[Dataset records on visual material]
***

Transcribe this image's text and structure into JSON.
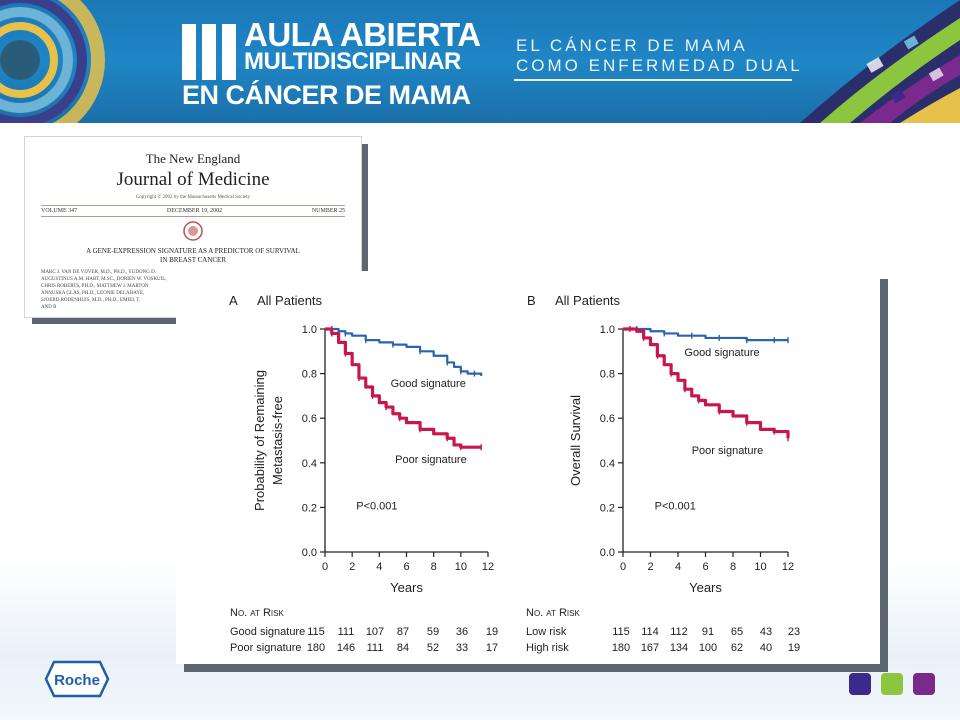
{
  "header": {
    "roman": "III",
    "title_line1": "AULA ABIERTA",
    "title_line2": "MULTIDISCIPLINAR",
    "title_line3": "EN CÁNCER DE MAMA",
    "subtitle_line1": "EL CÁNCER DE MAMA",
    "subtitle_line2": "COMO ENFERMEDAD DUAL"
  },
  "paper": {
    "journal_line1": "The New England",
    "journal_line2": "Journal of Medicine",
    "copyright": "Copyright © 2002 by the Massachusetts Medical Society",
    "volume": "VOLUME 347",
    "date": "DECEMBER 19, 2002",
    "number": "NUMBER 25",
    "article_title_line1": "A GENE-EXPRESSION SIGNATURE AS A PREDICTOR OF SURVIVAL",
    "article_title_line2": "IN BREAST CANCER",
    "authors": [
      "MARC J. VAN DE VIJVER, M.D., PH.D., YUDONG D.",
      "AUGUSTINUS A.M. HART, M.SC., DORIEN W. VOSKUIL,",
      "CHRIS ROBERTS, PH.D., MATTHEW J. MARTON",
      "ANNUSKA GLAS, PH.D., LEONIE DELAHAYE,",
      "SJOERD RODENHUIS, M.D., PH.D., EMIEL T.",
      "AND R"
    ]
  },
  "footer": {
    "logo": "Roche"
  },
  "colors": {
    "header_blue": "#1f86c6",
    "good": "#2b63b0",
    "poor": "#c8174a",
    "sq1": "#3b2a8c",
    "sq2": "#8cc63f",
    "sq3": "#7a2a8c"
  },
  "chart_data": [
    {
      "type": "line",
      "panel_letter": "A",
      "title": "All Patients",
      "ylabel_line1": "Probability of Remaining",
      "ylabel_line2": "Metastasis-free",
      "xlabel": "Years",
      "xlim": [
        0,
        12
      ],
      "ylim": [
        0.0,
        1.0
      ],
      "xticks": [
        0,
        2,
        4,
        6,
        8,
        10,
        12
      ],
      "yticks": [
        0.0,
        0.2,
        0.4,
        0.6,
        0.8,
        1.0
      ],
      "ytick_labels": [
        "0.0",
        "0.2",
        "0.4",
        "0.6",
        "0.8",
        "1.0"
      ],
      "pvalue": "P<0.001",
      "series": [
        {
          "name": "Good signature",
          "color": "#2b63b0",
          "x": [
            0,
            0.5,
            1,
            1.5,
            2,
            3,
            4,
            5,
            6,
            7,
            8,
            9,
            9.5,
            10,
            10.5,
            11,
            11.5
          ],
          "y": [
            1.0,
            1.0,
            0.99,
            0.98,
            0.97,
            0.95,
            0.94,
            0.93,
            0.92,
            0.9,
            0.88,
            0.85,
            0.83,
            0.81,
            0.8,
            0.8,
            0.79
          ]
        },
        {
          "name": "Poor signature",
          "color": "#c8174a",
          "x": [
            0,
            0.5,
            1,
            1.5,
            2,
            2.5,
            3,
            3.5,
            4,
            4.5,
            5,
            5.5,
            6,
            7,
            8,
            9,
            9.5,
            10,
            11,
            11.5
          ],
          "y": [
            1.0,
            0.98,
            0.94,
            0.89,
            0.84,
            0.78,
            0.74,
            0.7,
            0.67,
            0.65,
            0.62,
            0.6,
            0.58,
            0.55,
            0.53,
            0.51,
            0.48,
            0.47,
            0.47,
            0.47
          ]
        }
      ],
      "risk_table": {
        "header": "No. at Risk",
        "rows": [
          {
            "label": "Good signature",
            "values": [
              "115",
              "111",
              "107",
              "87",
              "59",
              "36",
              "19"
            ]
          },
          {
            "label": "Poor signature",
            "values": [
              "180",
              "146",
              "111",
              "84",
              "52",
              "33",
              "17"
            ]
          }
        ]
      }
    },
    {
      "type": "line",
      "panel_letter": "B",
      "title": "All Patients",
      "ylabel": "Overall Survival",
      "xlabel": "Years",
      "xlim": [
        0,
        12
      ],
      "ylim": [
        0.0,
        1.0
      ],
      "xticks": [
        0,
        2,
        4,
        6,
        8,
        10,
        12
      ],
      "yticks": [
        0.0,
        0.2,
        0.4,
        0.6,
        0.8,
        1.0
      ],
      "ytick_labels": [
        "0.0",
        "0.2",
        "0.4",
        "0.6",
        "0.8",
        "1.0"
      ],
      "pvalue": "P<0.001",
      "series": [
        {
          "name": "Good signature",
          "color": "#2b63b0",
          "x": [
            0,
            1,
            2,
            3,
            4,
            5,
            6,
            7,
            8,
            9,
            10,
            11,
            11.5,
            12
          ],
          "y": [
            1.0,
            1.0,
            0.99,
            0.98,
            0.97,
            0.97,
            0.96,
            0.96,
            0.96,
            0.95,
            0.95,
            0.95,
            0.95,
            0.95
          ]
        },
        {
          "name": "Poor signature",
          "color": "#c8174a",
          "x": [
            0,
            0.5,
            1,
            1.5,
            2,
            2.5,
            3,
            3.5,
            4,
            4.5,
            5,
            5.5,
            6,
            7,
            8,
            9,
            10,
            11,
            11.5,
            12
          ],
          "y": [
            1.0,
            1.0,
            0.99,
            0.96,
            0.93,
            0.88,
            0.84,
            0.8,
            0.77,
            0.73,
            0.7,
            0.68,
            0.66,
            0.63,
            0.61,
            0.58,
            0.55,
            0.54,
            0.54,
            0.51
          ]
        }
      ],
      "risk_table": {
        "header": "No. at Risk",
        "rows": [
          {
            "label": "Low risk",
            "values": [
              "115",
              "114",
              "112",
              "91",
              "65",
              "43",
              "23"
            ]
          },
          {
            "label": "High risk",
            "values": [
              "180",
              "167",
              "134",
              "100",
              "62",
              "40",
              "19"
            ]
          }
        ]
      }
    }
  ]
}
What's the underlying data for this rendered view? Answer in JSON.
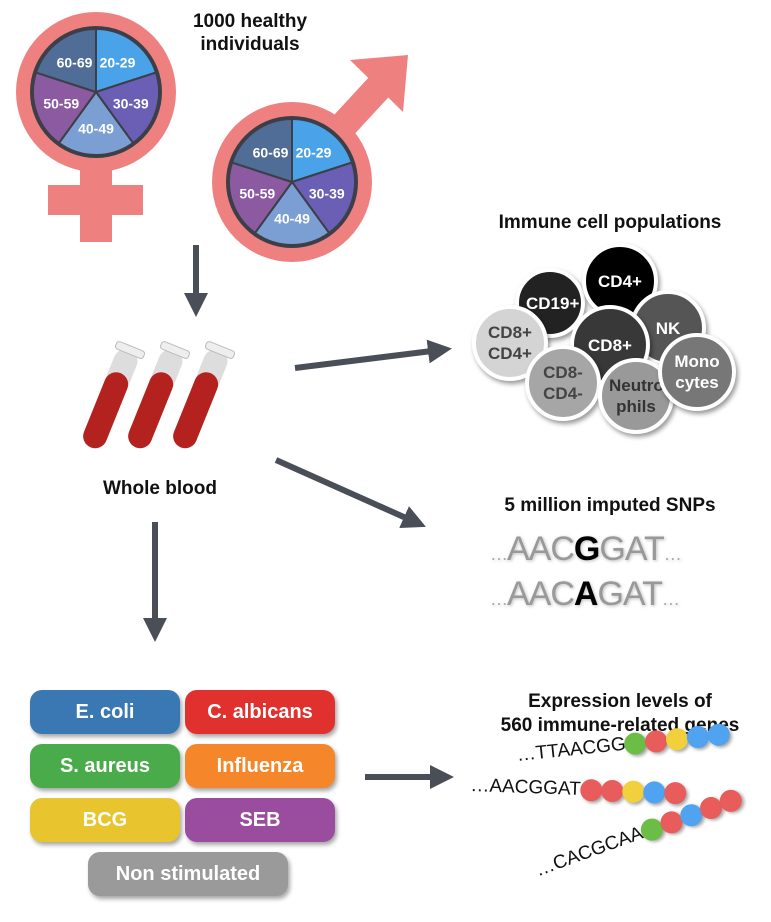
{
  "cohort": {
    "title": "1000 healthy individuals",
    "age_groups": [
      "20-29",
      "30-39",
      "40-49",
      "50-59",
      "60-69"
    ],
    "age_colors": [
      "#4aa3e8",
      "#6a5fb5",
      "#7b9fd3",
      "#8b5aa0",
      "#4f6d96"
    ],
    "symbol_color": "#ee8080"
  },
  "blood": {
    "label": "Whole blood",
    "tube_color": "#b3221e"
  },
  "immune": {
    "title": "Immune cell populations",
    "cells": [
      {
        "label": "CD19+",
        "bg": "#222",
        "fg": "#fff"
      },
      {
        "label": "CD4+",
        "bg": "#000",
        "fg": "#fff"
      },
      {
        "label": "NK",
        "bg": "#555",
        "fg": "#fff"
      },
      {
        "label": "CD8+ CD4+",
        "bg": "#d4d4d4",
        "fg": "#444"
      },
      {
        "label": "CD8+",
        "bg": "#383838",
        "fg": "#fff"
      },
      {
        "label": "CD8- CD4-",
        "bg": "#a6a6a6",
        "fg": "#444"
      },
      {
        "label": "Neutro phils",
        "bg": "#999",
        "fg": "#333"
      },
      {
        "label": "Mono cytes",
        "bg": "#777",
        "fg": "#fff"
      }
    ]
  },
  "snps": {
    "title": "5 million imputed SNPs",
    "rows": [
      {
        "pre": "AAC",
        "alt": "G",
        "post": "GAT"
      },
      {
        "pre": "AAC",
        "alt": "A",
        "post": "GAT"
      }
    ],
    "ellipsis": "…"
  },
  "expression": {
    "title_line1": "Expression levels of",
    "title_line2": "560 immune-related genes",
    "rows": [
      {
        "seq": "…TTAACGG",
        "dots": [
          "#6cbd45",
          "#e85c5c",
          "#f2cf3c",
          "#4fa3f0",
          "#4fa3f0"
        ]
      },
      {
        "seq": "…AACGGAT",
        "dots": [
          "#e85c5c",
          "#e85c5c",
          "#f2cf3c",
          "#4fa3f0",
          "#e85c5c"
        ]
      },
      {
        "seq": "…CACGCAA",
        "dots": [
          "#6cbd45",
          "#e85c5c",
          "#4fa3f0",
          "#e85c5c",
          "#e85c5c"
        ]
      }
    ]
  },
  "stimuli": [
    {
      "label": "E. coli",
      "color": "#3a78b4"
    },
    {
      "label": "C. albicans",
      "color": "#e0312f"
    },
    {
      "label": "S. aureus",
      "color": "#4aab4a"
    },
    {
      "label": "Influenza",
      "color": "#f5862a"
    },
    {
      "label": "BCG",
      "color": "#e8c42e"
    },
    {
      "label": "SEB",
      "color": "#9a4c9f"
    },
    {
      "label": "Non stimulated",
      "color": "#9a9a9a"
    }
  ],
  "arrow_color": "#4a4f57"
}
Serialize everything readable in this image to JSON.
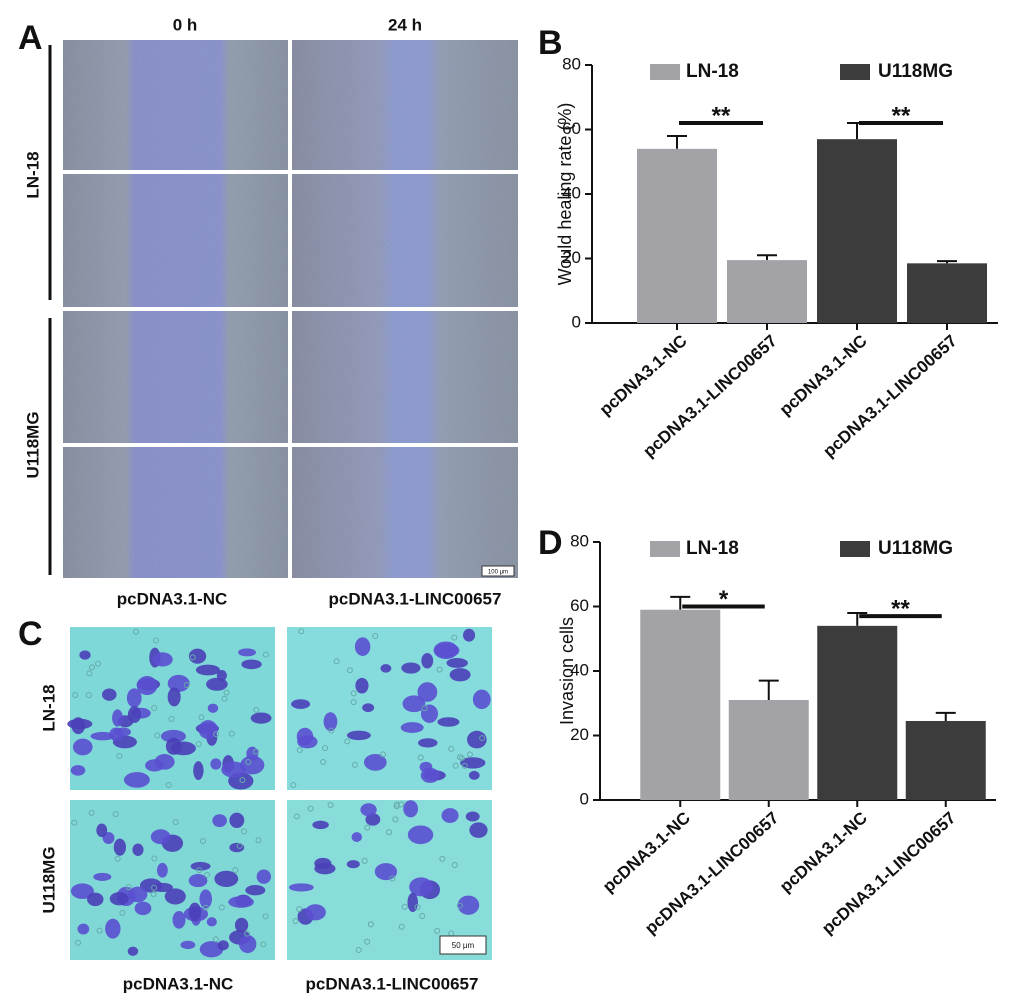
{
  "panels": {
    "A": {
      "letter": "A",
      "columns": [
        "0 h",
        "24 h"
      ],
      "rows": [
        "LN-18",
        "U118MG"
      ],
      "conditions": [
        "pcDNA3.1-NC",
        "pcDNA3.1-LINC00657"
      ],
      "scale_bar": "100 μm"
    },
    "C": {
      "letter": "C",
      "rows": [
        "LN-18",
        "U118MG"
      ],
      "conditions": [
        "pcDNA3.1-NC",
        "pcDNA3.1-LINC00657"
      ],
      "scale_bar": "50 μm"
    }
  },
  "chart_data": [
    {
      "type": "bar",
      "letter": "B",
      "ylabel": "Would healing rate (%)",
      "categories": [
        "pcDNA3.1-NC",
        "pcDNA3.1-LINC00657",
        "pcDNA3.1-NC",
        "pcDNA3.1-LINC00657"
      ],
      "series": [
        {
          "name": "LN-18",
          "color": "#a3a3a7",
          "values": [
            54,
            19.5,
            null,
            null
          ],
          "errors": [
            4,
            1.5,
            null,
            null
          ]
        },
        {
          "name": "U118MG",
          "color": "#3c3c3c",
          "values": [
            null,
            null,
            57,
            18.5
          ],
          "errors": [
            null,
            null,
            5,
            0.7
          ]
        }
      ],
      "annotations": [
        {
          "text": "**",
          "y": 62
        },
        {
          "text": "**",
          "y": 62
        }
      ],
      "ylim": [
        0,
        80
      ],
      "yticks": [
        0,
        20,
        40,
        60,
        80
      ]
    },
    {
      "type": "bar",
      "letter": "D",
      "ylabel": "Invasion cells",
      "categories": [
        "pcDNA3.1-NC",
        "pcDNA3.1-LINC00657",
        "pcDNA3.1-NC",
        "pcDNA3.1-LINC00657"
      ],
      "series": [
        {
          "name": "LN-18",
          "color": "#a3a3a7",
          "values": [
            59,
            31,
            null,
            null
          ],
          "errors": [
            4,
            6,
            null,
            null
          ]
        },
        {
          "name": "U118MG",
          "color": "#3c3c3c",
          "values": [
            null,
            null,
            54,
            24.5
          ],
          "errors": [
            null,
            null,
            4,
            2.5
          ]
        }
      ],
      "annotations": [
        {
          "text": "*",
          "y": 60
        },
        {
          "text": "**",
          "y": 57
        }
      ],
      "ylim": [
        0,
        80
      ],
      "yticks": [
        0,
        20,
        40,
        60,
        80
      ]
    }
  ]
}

***

## What the exercise asks
The answer should consist of every line above in which "this" appears.

## Exercise solution
Transcribe this image's text and structure into JSON.
What's the underlying data for this rendered view? Answer in JSON.
Serialize everything readable in this image to JSON.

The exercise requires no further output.